◆ YOUR OBJECTIVE ◆
Reproduce the listing below in full and without alteration, apart from its pictures.

◆ RECORDS SUPPLIED ◆
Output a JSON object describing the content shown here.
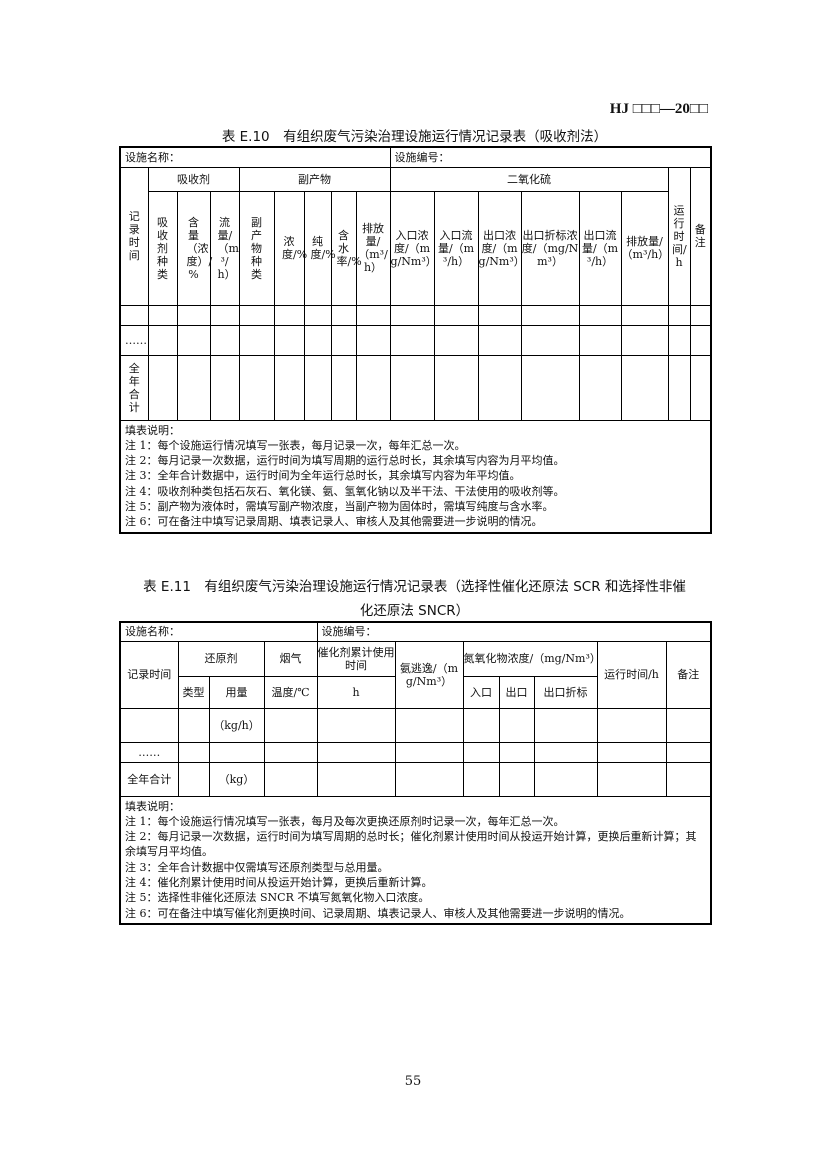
{
  "header": "HJ □□□—20□□",
  "t1": {
    "caption": "表 E.10　有组织废气污染治理设施运行情况记录表（吸收剂法）",
    "facility_name": "设施名称：",
    "facility_no": "设施编号：",
    "groups": [
      "吸收剂",
      "副产物",
      "二氧化硫"
    ],
    "record_time": "记录时间",
    "run_time": "运行时间/h",
    "remark": "备注",
    "cols": [
      "吸收剂种类",
      "含量（浓度）/ %",
      "流量/（m³/h）",
      "副产物种类",
      "浓度/%",
      "纯度/%",
      "含水率/%",
      "排放量/（m³/h）",
      "入口浓度/（mg/Nm³）",
      "入口流量/（m³/h）",
      "出口浓度/（mg/Nm³）",
      "出口折标浓度/（mg/Nm³）",
      "出口流量/（m³/h）",
      "排放量/（m³/h）"
    ],
    "dots": "……",
    "total": "全年合计",
    "notes": [
      "填表说明：",
      "注 1：每个设施运行情况填写一张表，每月记录一次，每年汇总一次。",
      "注 2：每月记录一次数据，运行时间为填写周期的运行总时长，其余填写内容为月平均值。",
      "注 3：全年合计数据中，运行时间为全年运行总时长，其余填写内容为年平均值。",
      "注 4：吸收剂种类包括石灰石、氧化镁、氨、氢氧化钠以及半干法、干法使用的吸收剂等。",
      "注 5：副产物为液体时，需填写副产物浓度，当副产物为固体时，需填写纯度与含水率。",
      "注 6：可在备注中填写记录周期、填表记录人、审核人及其他需要进一步说明的情况。"
    ]
  },
  "t2": {
    "caption1": "表 E.11　有组织废气污染治理设施运行情况记录表（选择性催化还原法 SCR 和选择性非催",
    "caption2": "化还原法 SNCR）",
    "facility_name": "设施名称：",
    "facility_no": "设施编号：",
    "record_time": "记录时间",
    "reductant": "还原剂",
    "flue": "烟气",
    "catalyst": "催化剂累计使用时间",
    "ammonia": "氨逃逸/（mg/Nm³）",
    "nox": "氮氧化物浓度/（mg/Nm³）",
    "run_time": "运行时间/h",
    "remark": "备注",
    "type": "类型",
    "amount": "用量",
    "temp": "温度/℃",
    "h": "h",
    "inlet": "入口",
    "outlet": "出口",
    "outlet_std": "出口折标",
    "kgh": "（kg/h）",
    "dots": "……",
    "total": "全年合计",
    "kg": "（kg）",
    "notes": [
      "填表说明：",
      "注 1：每个设施运行情况填写一张表，每月及每次更换还原剂时记录一次，每年汇总一次。",
      "注 2：每月记录一次数据，运行时间为填写周期的总时长；催化剂累计使用时间从投运开始计算，更换后重新计算；其余填写月平均值。",
      "注 3：全年合计数据中仅需填写还原剂类型与总用量。",
      "注 4：催化剂累计使用时间从投运开始计算，更换后重新计算。",
      "注 5：选择性非催化还原法 SNCR 不填写氮氧化物入口浓度。",
      "注 6：可在备注中填写催化剂更换时间、记录周期、填表记录人、审核人及其他需要进一步说明的情况。"
    ]
  },
  "page_number": "55"
}
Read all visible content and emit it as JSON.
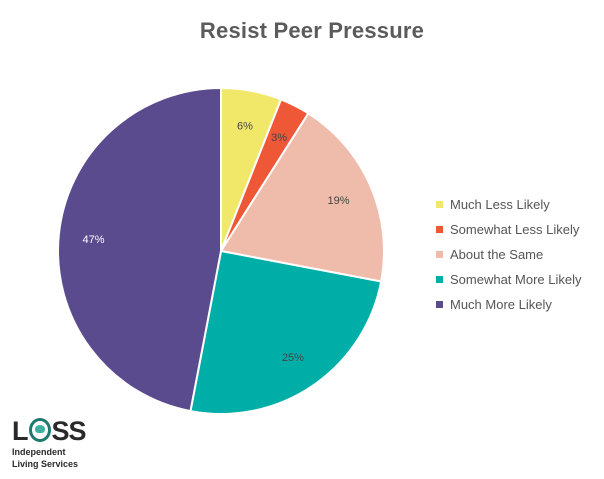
{
  "chart_data": {
    "type": "pie",
    "title": "Resist Peer Pressure",
    "categories": [
      "Much Less Likely",
      "Somewhat Less Likely",
      "About the Same",
      "Somewhat More Likely",
      "Much More Likely"
    ],
    "values": [
      6,
      3,
      19,
      25,
      47
    ],
    "labels": [
      "6%",
      "3%",
      "19%",
      "25%",
      "47%"
    ],
    "colors": [
      "#f1e86a",
      "#ef5837",
      "#efbbab",
      "#00aea8",
      "#5a4a8e"
    ],
    "label_colors": [
      "#444444",
      "#444444",
      "#444444",
      "#444444",
      "#ffffff"
    ],
    "legend_position": "right"
  },
  "logo": {
    "mark_left": "L",
    "mark_right": "SS",
    "line1": "Independent",
    "line2": "Living Services"
  }
}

◆ TASK RESPONSE ◆
Output a JSON object describing the content shown here.
{
  "header": "HJ □□□—20□□",
  "t1": {
    "caption": "表 E.10　有组织废气污染治理设施运行情况记录表（吸收剂法）",
    "facility_name": "设施名称：",
    "facility_no": "设施编号：",
    "groups": [
      "吸收剂",
      "副产物",
      "二氧化硫"
    ],
    "record_time": "记录时间",
    "run_time": "运行时间/h",
    "remark": "备注",
    "cols": [
      "吸收剂种类",
      "含量（浓度）/ %",
      "流量/（m³/h）",
      "副产物种类",
      "浓度/%",
      "纯度/%",
      "含水率/%",
      "排放量/（m³/h）",
      "入口浓度/（mg/Nm³）",
      "入口流量/（m³/h）",
      "出口浓度/（mg/Nm³）",
      "出口折标浓度/（mg/Nm³）",
      "出口流量/（m³/h）",
      "排放量/（m³/h）"
    ],
    "dots": "……",
    "total": "全年合计",
    "notes": [
      "填表说明：",
      "注 1：每个设施运行情况填写一张表，每月记录一次，每年汇总一次。",
      "注 2：每月记录一次数据，运行时间为填写周期的运行总时长，其余填写内容为月平均值。",
      "注 3：全年合计数据中，运行时间为全年运行总时长，其余填写内容为年平均值。",
      "注 4：吸收剂种类包括石灰石、氧化镁、氨、氢氧化钠以及半干法、干法使用的吸收剂等。",
      "注 5：副产物为液体时，需填写副产物浓度，当副产物为固体时，需填写纯度与含水率。",
      "注 6：可在备注中填写记录周期、填表记录人、审核人及其他需要进一步说明的情况。"
    ]
  },
  "t2": {
    "caption1": "表 E.11　有组织废气污染治理设施运行情况记录表（选择性催化还原法 SCR 和选择性非催",
    "caption2": "化还原法 SNCR）",
    "facility_name": "设施名称：",
    "facility_no": "设施编号：",
    "record_time": "记录时间",
    "reductant": "还原剂",
    "flue": "烟气",
    "catalyst": "催化剂累计使用时间",
    "ammonia": "氨逃逸/（mg/Nm³）",
    "nox": "氮氧化物浓度/（mg/Nm³）",
    "run_time": "运行时间/h",
    "remark": "备注",
    "type": "类型",
    "amount": "用量",
    "temp": "温度/℃",
    "h": "h",
    "inlet": "入口",
    "outlet": "出口",
    "outlet_std": "出口折标",
    "kgh": "（kg/h）",
    "dots": "……",
    "total": "全年合计",
    "kg": "（kg）",
    "notes": [
      "填表说明：",
      "注 1：每个设施运行情况填写一张表，每月及每次更换还原剂时记录一次，每年汇总一次。",
      "注 2：每月记录一次数据，运行时间为填写周期的总时长；催化剂累计使用时间从投运开始计算，更换后重新计算；其余填写月平均值。",
      "注 3：全年合计数据中仅需填写还原剂类型与总用量。",
      "注 4：催化剂累计使用时间从投运开始计算，更换后重新计算。",
      "注 5：选择性非催化还原法 SNCR 不填写氮氧化物入口浓度。",
      "注 6：可在备注中填写催化剂更换时间、记录周期、填表记录人、审核人及其他需要进一步说明的情况。"
    ]
  },
  "page_number": "55"
}
Read all visible content and emit it as JSON.
{
  "chart_data": {
    "type": "pie",
    "title": "Resist Peer Pressure",
    "categories": [
      "Much Less Likely",
      "Somewhat Less Likely",
      "About the Same",
      "Somewhat More Likely",
      "Much More Likely"
    ],
    "values": [
      6,
      3,
      19,
      25,
      47
    ],
    "labels": [
      "6%",
      "3%",
      "19%",
      "25%",
      "47%"
    ],
    "colors": [
      "#f1e86a",
      "#ef5837",
      "#efbbab",
      "#00aea8",
      "#5a4a8e"
    ],
    "label_colors": [
      "#444444",
      "#444444",
      "#444444",
      "#444444",
      "#ffffff"
    ],
    "legend_position": "right"
  },
  "logo": {
    "mark_left": "L",
    "mark_right": "SS",
    "line1": "Independent",
    "line2": "Living Services"
  }
}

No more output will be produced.